What you need to do:
Repeat every line of the listing below exactly, minus the pictures.

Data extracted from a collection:
┄┄┄┄┄┄┄┄┄┄

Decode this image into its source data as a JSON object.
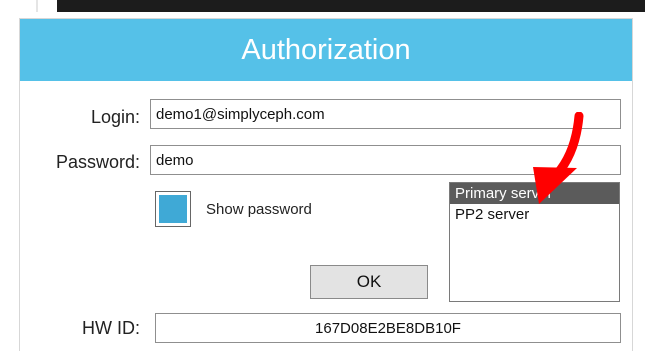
{
  "dialog": {
    "title": "Authorization"
  },
  "form": {
    "login_label": "Login:",
    "login_value": "demo1@simplyceph.com",
    "password_label": "Password:",
    "password_value": "demo",
    "show_password_label": "Show password",
    "show_password_checked": true,
    "ok_label": "OK",
    "hwid_label": "HW ID:",
    "hwid_value": "167D08E2BE8DB10F"
  },
  "servers": {
    "items": [
      {
        "label": "Primary server",
        "selected": true
      },
      {
        "label": "PP2 server",
        "selected": false
      }
    ]
  },
  "colors": {
    "title_bar": "#55c1e8",
    "checkbox_fill": "#3fa9d6",
    "selected_item": "#5b5b5b",
    "annotation_arrow": "#ff0000"
  },
  "icons": {
    "annotation": "red-arrow-icon"
  }
}
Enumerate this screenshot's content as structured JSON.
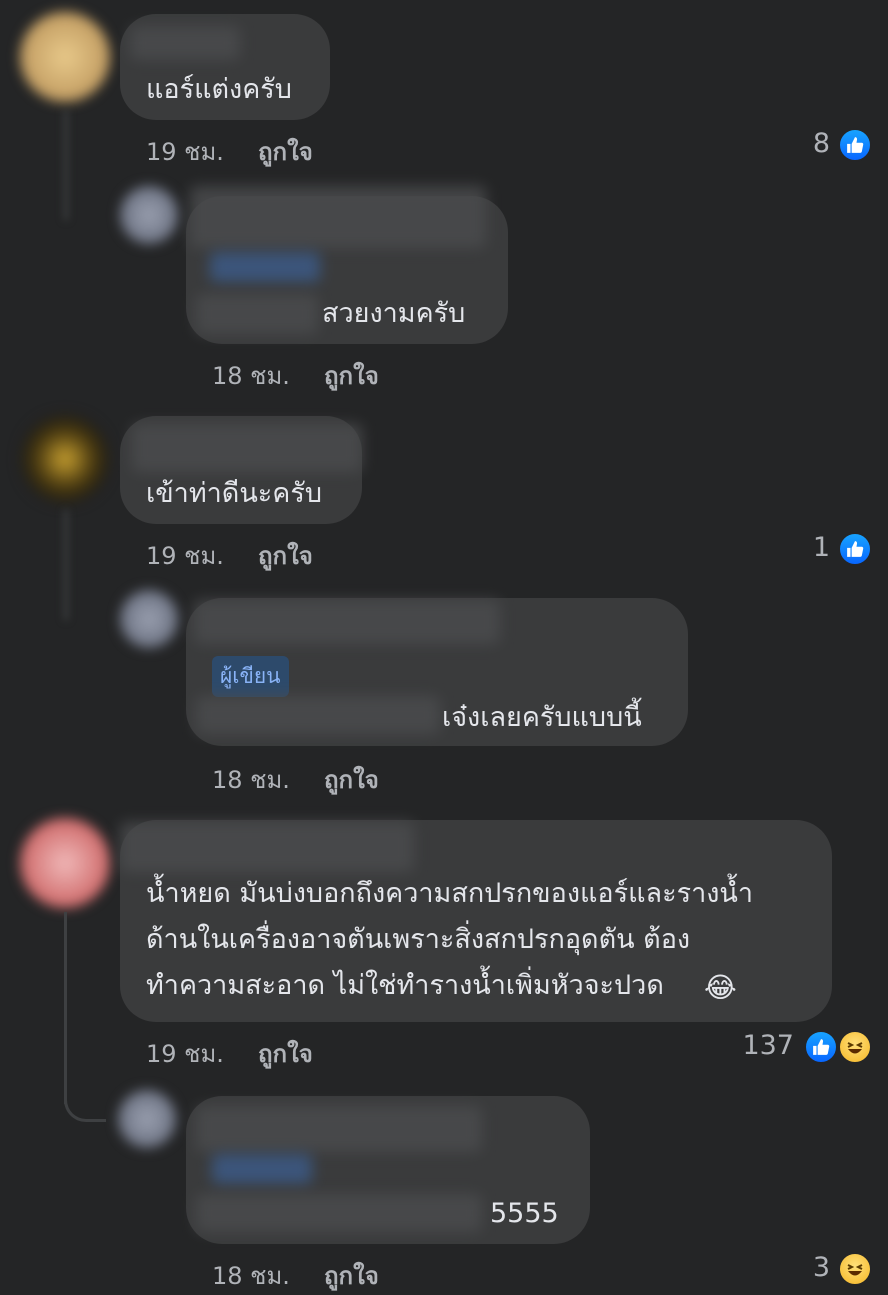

┄┄┄┄┄┄┄┄┄┄

Result below:
Decode this image into its source data as a JSON object.
{
  "dialog": {
    "title": "Authorization"
  },
  "form": {
    "login_label": "Login:",
    "login_value": "demo1@simplyceph.com",
    "password_label": "Password:",
    "password_value": "demo",
    "show_password_label": "Show password",
    "show_password_checked": true,
    "ok_label": "OK",
    "hwid_label": "HW ID:",
    "hwid_value": "167D08E2BE8DB10F"
  },
  "servers": {
    "items": [
      {
        "label": "Primary server",
        "selected": true
      },
      {
        "label": "PP2 server",
        "selected": false
      }
    ]
  },
  "colors": {
    "title_bar": "#55c1e8",
    "checkbox_fill": "#3fa9d6",
    "selected_item": "#5b5b5b",
    "annotation_arrow": "#ff0000"
  },
  "icons": {
    "annotation": "red-arrow-icon"
  }
}
Enumerate this screenshot's content as structured JSON.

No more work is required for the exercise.